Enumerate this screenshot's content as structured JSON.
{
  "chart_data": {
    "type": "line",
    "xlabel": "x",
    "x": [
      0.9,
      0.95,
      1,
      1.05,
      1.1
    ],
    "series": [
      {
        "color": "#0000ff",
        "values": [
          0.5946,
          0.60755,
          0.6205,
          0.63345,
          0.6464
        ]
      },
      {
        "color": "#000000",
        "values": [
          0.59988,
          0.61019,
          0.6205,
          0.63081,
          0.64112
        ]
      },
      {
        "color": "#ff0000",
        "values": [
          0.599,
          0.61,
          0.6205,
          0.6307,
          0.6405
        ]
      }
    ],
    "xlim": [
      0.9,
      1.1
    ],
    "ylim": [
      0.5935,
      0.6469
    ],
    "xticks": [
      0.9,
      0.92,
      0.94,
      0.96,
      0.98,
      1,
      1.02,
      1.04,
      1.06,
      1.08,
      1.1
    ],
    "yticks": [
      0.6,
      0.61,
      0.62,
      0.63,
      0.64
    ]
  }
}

• _The request_
Take the data above and return it exactly.

• _The output_
Enumerate this screenshot's content as structured JSON.
{
  "chart_data": {
    "type": "line",
    "xlabel": "x",
    "x": [
      0.9,
      0.95,
      1,
      1.05,
      1.1
    ],
    "series": [
      {
        "color": "#0000ff",
        "values": [
          0.5946,
          0.60755,
          0.6205,
          0.63345,
          0.6464
        ]
      },
      {
        "color": "#000000",
        "values": [
          0.59988,
          0.61019,
          0.6205,
          0.63081,
          0.64112
        ]
      },
      {
        "color": "#ff0000",
        "values": [
          0.599,
          0.61,
          0.6205,
          0.6307,
          0.6405
        ]
      }
    ],
    "xlim": [
      0.9,
      1.1
    ],
    "ylim": [
      0.5935,
      0.6469
    ],
    "xticks": [
      0.9,
      0.92,
      0.94,
      0.96,
      0.98,
      1,
      1.02,
      1.04,
      1.06,
      1.08,
      1.1
    ],
    "yticks": [
      0.6,
      0.61,
      0.62,
      0.63,
      0.64
    ]
  }
}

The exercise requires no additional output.